▶ _SHORT TASK_: Will you transcribe all the entries word for word, skipping the pictures they hold?

━━━━━ RECORDS FOR PROCESSING

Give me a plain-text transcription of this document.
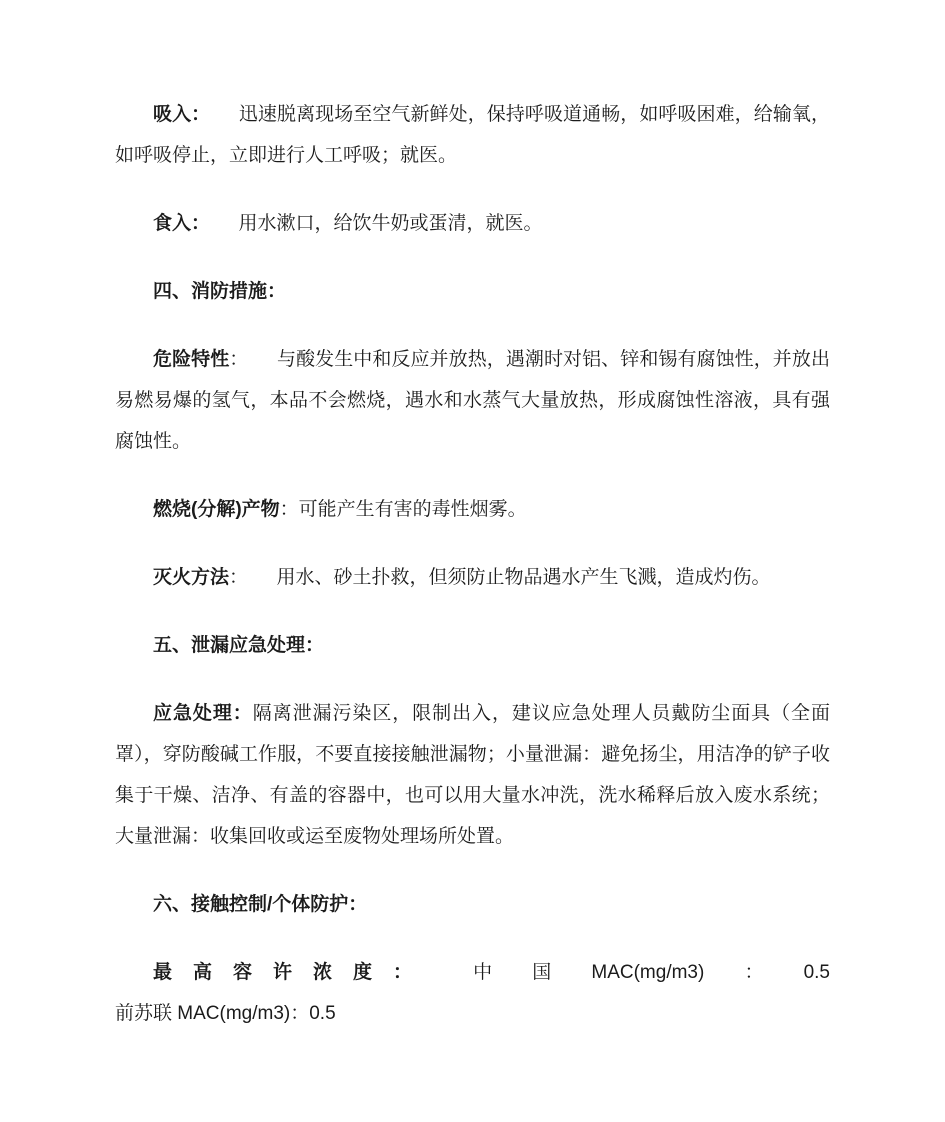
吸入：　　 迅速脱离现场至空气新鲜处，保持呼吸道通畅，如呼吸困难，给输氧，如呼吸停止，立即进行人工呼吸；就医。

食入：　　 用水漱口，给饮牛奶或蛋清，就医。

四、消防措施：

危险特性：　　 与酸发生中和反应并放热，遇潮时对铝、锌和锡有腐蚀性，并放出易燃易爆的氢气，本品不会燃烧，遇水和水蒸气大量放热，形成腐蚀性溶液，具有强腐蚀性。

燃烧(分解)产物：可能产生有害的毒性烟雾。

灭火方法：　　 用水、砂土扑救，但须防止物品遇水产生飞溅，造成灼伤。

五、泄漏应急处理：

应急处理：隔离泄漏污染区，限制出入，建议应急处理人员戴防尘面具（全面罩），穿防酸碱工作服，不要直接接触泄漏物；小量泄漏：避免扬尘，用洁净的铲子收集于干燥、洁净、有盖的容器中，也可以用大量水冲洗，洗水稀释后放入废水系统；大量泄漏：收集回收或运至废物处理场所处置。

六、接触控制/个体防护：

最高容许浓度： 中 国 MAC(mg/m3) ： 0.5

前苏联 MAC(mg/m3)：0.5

━━━━━━━━━━

▶ _ANSWER BELOW_:
Give me a plain-text transcription of this document.
吸入：　　 迅速脱离现场至空气新鲜处，保持呼吸道通畅，如呼吸困难，给输氧，如呼吸停止，立即进行人工呼吸；就医。

食入：　　 用水漱口，给饮牛奶或蛋清，就医。

四、消防措施：

危险特性：　　 与酸发生中和反应并放热，遇潮时对铝、锌和锡有腐蚀性，并放出易燃易爆的氢气，本品不会燃烧，遇水和水蒸气大量放热，形成腐蚀性溶液，具有强腐蚀性。

燃烧(分解)产物：可能产生有害的毒性烟雾。

灭火方法：　　 用水、砂土扑救，但须防止物品遇水产生飞溅，造成灼伤。

五、泄漏应急处理：

应急处理：隔离泄漏污染区，限制出入，建议应急处理人员戴防尘面具（全面罩），穿防酸碱工作服，不要直接接触泄漏物；小量泄漏：避免扬尘，用洁净的铲子收集于干燥、洁净、有盖的容器中，也可以用大量水冲洗，洗水稀释后放入废水系统；大量泄漏：收集回收或运至废物处理场所处置。

六、接触控制/个体防护：

最高容许浓度： 中 国 MAC(mg/m3) ： 0.5

前苏联 MAC(mg/m3)：0.5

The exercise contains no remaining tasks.